Records from a collection
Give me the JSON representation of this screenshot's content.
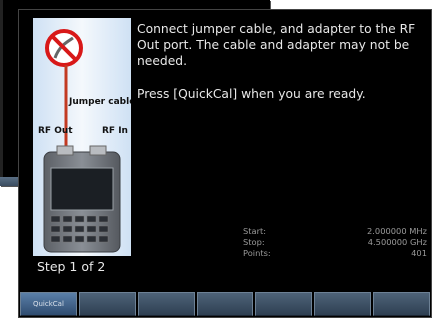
{
  "instructions": {
    "line1": "Connect jumper cable, and adapter to the RF Out port.  The cable and adapter may not be needed.",
    "line2": "Press [QuickCal] when you are ready."
  },
  "illustration": {
    "jumper_label": "Jumper cable",
    "rf_out_label": "RF Out",
    "rf_in_label": "RF In"
  },
  "step": "Step 1 of 2",
  "params": {
    "start_label": "Start:",
    "start_value": "2.000000 MHz",
    "stop_label": "Stop:",
    "stop_value": "4.500000 GHz",
    "points_label": "Points:",
    "points_value": "401"
  },
  "softkeys": [
    "QuickCal",
    "",
    "",
    "",
    "",
    "",
    ""
  ]
}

■ What needs to be done ■
Using the material above, return every line exactly as it appears, minus the pictures.

■ Response to this task ■
Give me the JSON representation of this screenshot's content.
{
  "instructions": {
    "line1": "Connect jumper cable, and adapter to the RF Out port.  The cable and adapter may not be needed.",
    "line2": "Press [QuickCal] when you are ready."
  },
  "illustration": {
    "jumper_label": "Jumper cable",
    "rf_out_label": "RF Out",
    "rf_in_label": "RF In"
  },
  "step": "Step 1 of 2",
  "params": {
    "start_label": "Start:",
    "start_value": "2.000000 MHz",
    "stop_label": "Stop:",
    "stop_value": "4.500000 GHz",
    "points_label": "Points:",
    "points_value": "401"
  },
  "softkeys": [
    "QuickCal",
    "",
    "",
    "",
    "",
    "",
    ""
  ]
}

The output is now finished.